REQUIRED WORK: Go through the entries below and copy each line containing the word "title".

(A run of records)
········

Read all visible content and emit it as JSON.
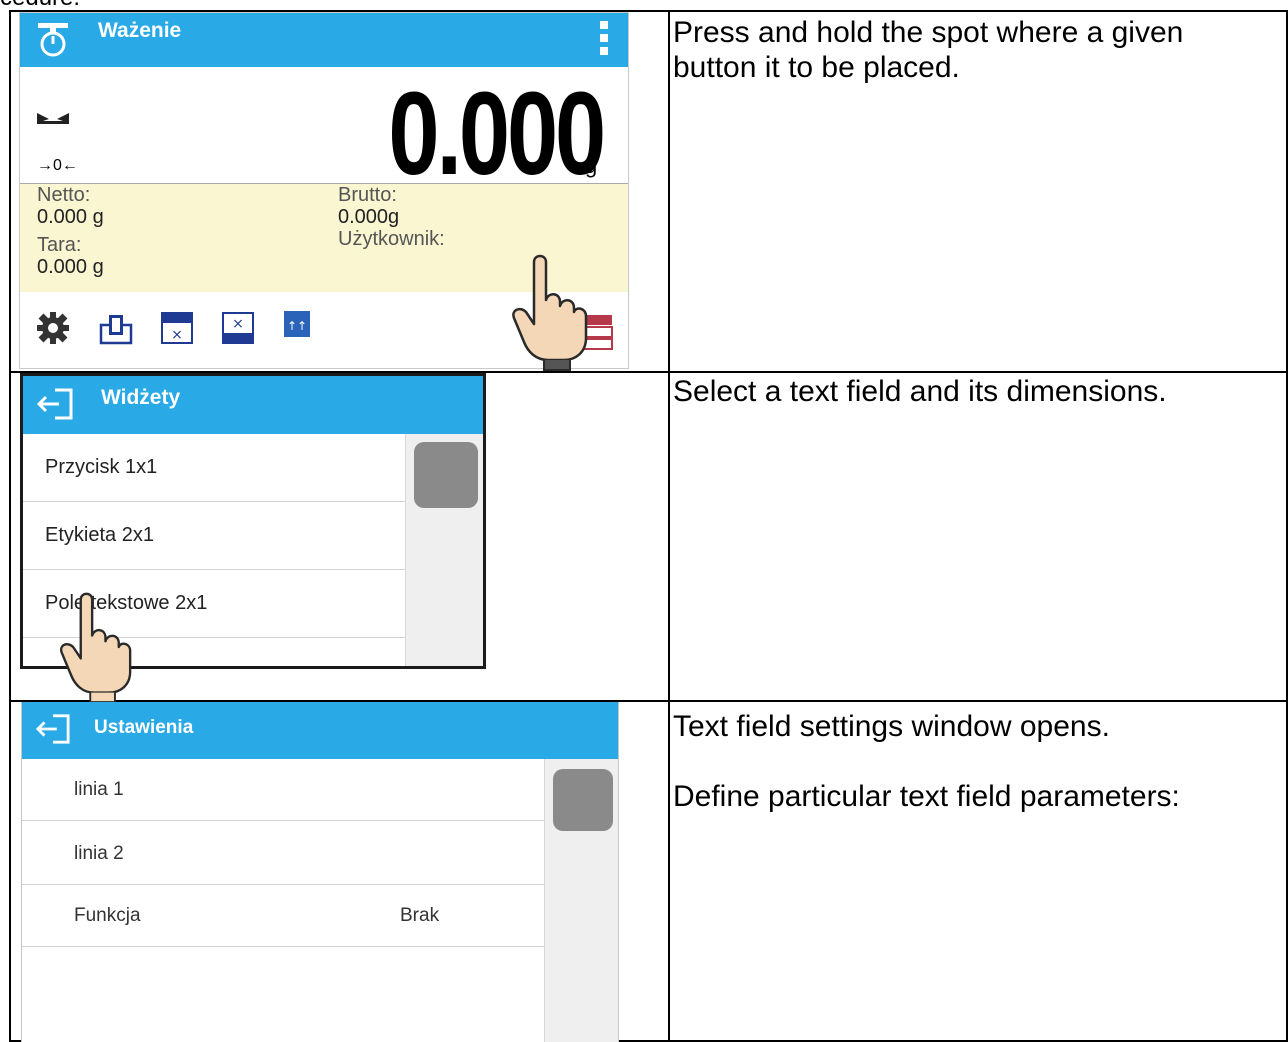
{
  "top_snippet": "cedure:",
  "rows": [
    {
      "instruction_lines": [
        "Press and hold the spot where a given",
        "button it to be placed."
      ]
    },
    {
      "instruction_lines": [
        "Select a text field and its dimensions."
      ]
    },
    {
      "instruction_lines": [
        "Text field settings window opens."
      ],
      "instruction_lines_2": [
        "Define particular text field parameters:"
      ]
    }
  ],
  "screen_weighing": {
    "title": "Ważenie",
    "weight": "0.000",
    "unit": "g",
    "zero_indicator": "→0←",
    "fields": {
      "netto_label": "Netto:",
      "netto_value": "0.000 g",
      "brutto_label": "Brutto:",
      "brutto_value": "0.000g",
      "tara_label": "Tara:",
      "tara_value": "0.000 g",
      "user_label": "Użytkownik:"
    },
    "header_color": "#29a9e6",
    "info_bg_color": "#fbf6d2"
  },
  "screen_widgets": {
    "title": "Widżety",
    "items": [
      {
        "label": "Przycisk 1x1"
      },
      {
        "label": "Etykieta 2x1"
      },
      {
        "label": "Pole tekstowe 2x1"
      }
    ]
  },
  "screen_settings": {
    "title": "Ustawienia",
    "items": [
      {
        "label": "linia 1",
        "value": ""
      },
      {
        "label": "linia 2",
        "value": ""
      },
      {
        "label": "Funkcja",
        "value": "Brak"
      }
    ]
  }
}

········

RESPONSE TO THIS TASK:
    "title": "Ważenie",
    "title": "Widżety",
    "title": "Ustawienia",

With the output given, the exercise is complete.